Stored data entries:
--- start ---

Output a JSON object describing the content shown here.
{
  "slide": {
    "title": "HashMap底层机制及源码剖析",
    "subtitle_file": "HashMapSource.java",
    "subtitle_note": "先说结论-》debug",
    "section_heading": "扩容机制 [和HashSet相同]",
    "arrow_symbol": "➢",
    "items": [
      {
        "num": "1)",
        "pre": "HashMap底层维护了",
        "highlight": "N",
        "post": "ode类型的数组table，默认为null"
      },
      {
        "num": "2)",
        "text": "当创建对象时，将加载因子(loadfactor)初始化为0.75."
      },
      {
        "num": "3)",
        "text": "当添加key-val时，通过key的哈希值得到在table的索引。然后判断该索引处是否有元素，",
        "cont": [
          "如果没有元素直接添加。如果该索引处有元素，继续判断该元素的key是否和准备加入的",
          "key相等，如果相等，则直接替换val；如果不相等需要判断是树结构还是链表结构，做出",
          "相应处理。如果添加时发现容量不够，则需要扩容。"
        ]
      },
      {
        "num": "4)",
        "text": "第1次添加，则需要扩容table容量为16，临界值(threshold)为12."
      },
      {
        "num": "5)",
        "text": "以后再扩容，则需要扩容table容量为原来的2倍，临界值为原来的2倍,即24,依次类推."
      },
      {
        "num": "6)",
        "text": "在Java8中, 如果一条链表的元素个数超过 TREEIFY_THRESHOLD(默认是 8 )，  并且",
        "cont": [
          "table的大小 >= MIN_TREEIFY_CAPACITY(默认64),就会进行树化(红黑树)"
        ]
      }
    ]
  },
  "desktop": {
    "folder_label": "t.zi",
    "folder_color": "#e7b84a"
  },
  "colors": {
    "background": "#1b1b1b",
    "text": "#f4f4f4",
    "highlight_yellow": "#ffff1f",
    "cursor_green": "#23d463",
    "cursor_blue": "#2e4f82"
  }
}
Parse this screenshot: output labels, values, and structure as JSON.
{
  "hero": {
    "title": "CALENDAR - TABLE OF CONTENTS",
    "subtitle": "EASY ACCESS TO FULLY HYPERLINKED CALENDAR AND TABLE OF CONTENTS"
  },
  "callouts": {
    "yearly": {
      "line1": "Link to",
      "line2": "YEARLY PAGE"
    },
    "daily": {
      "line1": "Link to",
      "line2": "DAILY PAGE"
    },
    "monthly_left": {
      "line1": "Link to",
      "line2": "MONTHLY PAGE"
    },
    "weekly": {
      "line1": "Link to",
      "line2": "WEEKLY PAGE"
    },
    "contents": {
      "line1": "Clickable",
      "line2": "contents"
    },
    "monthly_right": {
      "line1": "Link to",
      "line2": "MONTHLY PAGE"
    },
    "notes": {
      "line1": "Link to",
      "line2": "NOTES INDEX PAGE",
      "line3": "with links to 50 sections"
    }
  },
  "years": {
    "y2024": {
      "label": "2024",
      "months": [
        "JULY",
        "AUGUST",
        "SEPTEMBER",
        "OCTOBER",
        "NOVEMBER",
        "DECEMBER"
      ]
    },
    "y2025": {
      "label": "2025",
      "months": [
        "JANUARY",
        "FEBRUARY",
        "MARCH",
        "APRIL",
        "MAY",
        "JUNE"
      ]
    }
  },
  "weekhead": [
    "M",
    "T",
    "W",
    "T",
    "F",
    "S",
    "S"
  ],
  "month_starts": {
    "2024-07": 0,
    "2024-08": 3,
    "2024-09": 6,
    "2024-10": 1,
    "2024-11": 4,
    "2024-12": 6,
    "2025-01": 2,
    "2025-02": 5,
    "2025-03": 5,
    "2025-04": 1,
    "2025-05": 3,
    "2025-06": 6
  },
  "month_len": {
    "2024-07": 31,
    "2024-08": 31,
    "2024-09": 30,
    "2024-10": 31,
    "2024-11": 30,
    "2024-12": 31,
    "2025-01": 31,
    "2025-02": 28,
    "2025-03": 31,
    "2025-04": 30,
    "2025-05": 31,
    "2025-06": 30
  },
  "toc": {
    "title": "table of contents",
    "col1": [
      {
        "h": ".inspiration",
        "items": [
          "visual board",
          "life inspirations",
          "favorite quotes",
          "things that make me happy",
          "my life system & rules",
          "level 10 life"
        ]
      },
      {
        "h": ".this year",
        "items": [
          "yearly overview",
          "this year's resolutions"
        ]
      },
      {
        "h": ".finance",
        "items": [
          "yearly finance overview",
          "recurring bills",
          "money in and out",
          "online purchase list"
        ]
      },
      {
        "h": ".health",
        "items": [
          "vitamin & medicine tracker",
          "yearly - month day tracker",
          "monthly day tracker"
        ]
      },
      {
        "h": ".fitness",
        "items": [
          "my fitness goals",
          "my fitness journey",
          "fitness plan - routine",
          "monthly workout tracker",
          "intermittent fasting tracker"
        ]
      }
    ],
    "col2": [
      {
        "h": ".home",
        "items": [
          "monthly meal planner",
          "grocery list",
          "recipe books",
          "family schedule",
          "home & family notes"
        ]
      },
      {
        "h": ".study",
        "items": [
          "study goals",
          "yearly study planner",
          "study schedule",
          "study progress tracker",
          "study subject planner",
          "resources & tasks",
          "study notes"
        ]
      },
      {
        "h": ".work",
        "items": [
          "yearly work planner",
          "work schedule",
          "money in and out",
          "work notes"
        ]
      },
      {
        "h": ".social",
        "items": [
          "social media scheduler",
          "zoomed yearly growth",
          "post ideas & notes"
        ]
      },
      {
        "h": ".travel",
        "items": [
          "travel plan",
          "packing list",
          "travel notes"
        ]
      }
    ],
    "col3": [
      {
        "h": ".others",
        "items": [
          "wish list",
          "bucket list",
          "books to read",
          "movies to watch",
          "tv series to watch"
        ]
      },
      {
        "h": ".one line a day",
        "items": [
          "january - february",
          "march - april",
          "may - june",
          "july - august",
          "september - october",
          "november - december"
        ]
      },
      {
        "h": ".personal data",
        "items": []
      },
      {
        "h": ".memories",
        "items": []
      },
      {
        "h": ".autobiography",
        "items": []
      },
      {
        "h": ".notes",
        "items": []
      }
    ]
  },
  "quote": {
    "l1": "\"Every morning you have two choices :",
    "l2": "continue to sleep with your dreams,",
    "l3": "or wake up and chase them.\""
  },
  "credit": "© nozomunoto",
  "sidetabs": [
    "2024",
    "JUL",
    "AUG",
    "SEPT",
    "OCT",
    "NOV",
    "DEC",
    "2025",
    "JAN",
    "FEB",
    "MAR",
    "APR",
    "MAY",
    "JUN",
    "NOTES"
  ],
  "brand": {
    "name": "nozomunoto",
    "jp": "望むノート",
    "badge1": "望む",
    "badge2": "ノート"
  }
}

--- end ---

### WHAT NEEDS TO BE DONE
Retype the whole listing above exactly.

### CORRECT ANSWER
Output a JSON object describing the content shown here.
{
  "slide": {
    "title": "HashMap底层机制及源码剖析",
    "subtitle_file": "HashMapSource.java",
    "subtitle_note": "先说结论-》debug",
    "section_heading": "扩容机制 [和HashSet相同]",
    "arrow_symbol": "➢",
    "items": [
      {
        "num": "1)",
        "pre": "HashMap底层维护了",
        "highlight": "N",
        "post": "ode类型的数组table，默认为null"
      },
      {
        "num": "2)",
        "text": "当创建对象时，将加载因子(loadfactor)初始化为0.75."
      },
      {
        "num": "3)",
        "text": "当添加key-val时，通过key的哈希值得到在table的索引。然后判断该索引处是否有元素，",
        "cont": [
          "如果没有元素直接添加。如果该索引处有元素，继续判断该元素的key是否和准备加入的",
          "key相等，如果相等，则直接替换val；如果不相等需要判断是树结构还是链表结构，做出",
          "相应处理。如果添加时发现容量不够，则需要扩容。"
        ]
      },
      {
        "num": "4)",
        "text": "第1次添加，则需要扩容table容量为16，临界值(threshold)为12."
      },
      {
        "num": "5)",
        "text": "以后再扩容，则需要扩容table容量为原来的2倍，临界值为原来的2倍,即24,依次类推."
      },
      {
        "num": "6)",
        "text": "在Java8中, 如果一条链表的元素个数超过 TREEIFY_THRESHOLD(默认是 8 )，  并且",
        "cont": [
          "table的大小 >= MIN_TREEIFY_CAPACITY(默认64),就会进行树化(红黑树)"
        ]
      }
    ]
  },
  "desktop": {
    "folder_label": "t.zi",
    "folder_color": "#e7b84a"
  },
  "colors": {
    "background": "#1b1b1b",
    "text": "#f4f4f4",
    "highlight_yellow": "#ffff1f",
    "cursor_green": "#23d463",
    "cursor_blue": "#2e4f82"
  }
}
Parse this screenshot: output labels, values, and structure as JSON.
{
  "hero": {
    "title": "CALENDAR - TABLE OF CONTENTS",
    "subtitle": "EASY ACCESS TO FULLY HYPERLINKED CALENDAR AND TABLE OF CONTENTS"
  },
  "callouts": {
    "yearly": {
      "line1": "Link to",
      "line2": "YEARLY PAGE"
    },
    "daily": {
      "line1": "Link to",
      "line2": "DAILY PAGE"
    },
    "monthly_left": {
      "line1": "Link to",
      "line2": "MONTHLY PAGE"
    },
    "weekly": {
      "line1": "Link to",
      "line2": "WEEKLY PAGE"
    },
    "contents": {
      "line1": "Clickable",
      "line2": "contents"
    },
    "monthly_right": {
      "line1": "Link to",
      "line2": "MONTHLY PAGE"
    },
    "notes": {
      "line1": "Link to",
      "line2": "NOTES INDEX PAGE",
      "line3": "with links to 50 sections"
    }
  },
  "years": {
    "y2024": {
      "label": "2024",
      "months": [
        "JULY",
        "AUGUST",
        "SEPTEMBER",
        "OCTOBER",
        "NOVEMBER",
        "DECEMBER"
      ]
    },
    "y2025": {
      "label": "2025",
      "months": [
        "JANUARY",
        "FEBRUARY",
        "MARCH",
        "APRIL",
        "MAY",
        "JUNE"
      ]
    }
  },
  "weekhead": [
    "M",
    "T",
    "W",
    "T",
    "F",
    "S",
    "S"
  ],
  "month_starts": {
    "2024-07": 0,
    "2024-08": 3,
    "2024-09": 6,
    "2024-10": 1,
    "2024-11": 4,
    "2024-12": 6,
    "2025-01": 2,
    "2025-02": 5,
    "2025-03": 5,
    "2025-04": 1,
    "2025-05": 3,
    "2025-06": 6
  },
  "month_len": {
    "2024-07": 31,
    "2024-08": 31,
    "2024-09": 30,
    "2024-10": 31,
    "2024-11": 30,
    "2024-12": 31,
    "2025-01": 31,
    "2025-02": 28,
    "2025-03": 31,
    "2025-04": 30,
    "2025-05": 31,
    "2025-06": 30
  },
  "toc": {
    "title": "table of contents",
    "col1": [
      {
        "h": ".inspiration",
        "items": [
          "visual board",
          "life inspirations",
          "favorite quotes",
          "things that make me happy",
          "my life system & rules",
          "level 10 life"
        ]
      },
      {
        "h": ".this year",
        "items": [
          "yearly overview",
          "this year's resolutions"
        ]
      },
      {
        "h": ".finance",
        "items": [
          "yearly finance overview",
          "recurring bills",
          "money in and out",
          "online purchase list"
        ]
      },
      {
        "h": ".health",
        "items": [
          "vitamin & medicine tracker",
          "yearly - month day tracker",
          "monthly day tracker"
        ]
      },
      {
        "h": ".fitness",
        "items": [
          "my fitness goals",
          "my fitness journey",
          "fitness plan - routine",
          "monthly workout tracker",
          "intermittent fasting tracker"
        ]
      }
    ],
    "col2": [
      {
        "h": ".home",
        "items": [
          "monthly meal planner",
          "grocery list",
          "recipe books",
          "family schedule",
          "home & family notes"
        ]
      },
      {
        "h": ".study",
        "items": [
          "study goals",
          "yearly study planner",
          "study schedule",
          "study progress tracker",
          "study subject planner",
          "resources & tasks",
          "study notes"
        ]
      },
      {
        "h": ".work",
        "items": [
          "yearly work planner",
          "work schedule",
          "money in and out",
          "work notes"
        ]
      },
      {
        "h": ".social",
        "items": [
          "social media scheduler",
          "zoomed yearly growth",
          "post ideas & notes"
        ]
      },
      {
        "h": ".travel",
        "items": [
          "travel plan",
          "packing list",
          "travel notes"
        ]
      }
    ],
    "col3": [
      {
        "h": ".others",
        "items": [
          "wish list",
          "bucket list",
          "books to read",
          "movies to watch",
          "tv series to watch"
        ]
      },
      {
        "h": ".one line a day",
        "items": [
          "january - february",
          "march - april",
          "may - june",
          "july - august",
          "september - october",
          "november - december"
        ]
      },
      {
        "h": ".personal data",
        "items": []
      },
      {
        "h": ".memories",
        "items": []
      },
      {
        "h": ".autobiography",
        "items": []
      },
      {
        "h": ".notes",
        "items": []
      }
    ]
  },
  "quote": {
    "l1": "\"Every morning you have two choices :",
    "l2": "continue to sleep with your dreams,",
    "l3": "or wake up and chase them.\""
  },
  "credit": "© nozomunoto",
  "sidetabs": [
    "2024",
    "JUL",
    "AUG",
    "SEPT",
    "OCT",
    "NOV",
    "DEC",
    "2025",
    "JAN",
    "FEB",
    "MAR",
    "APR",
    "MAY",
    "JUN",
    "NOTES"
  ],
  "brand": {
    "name": "nozomunoto",
    "jp": "望むノート",
    "badge1": "望む",
    "badge2": "ノート"
  }
}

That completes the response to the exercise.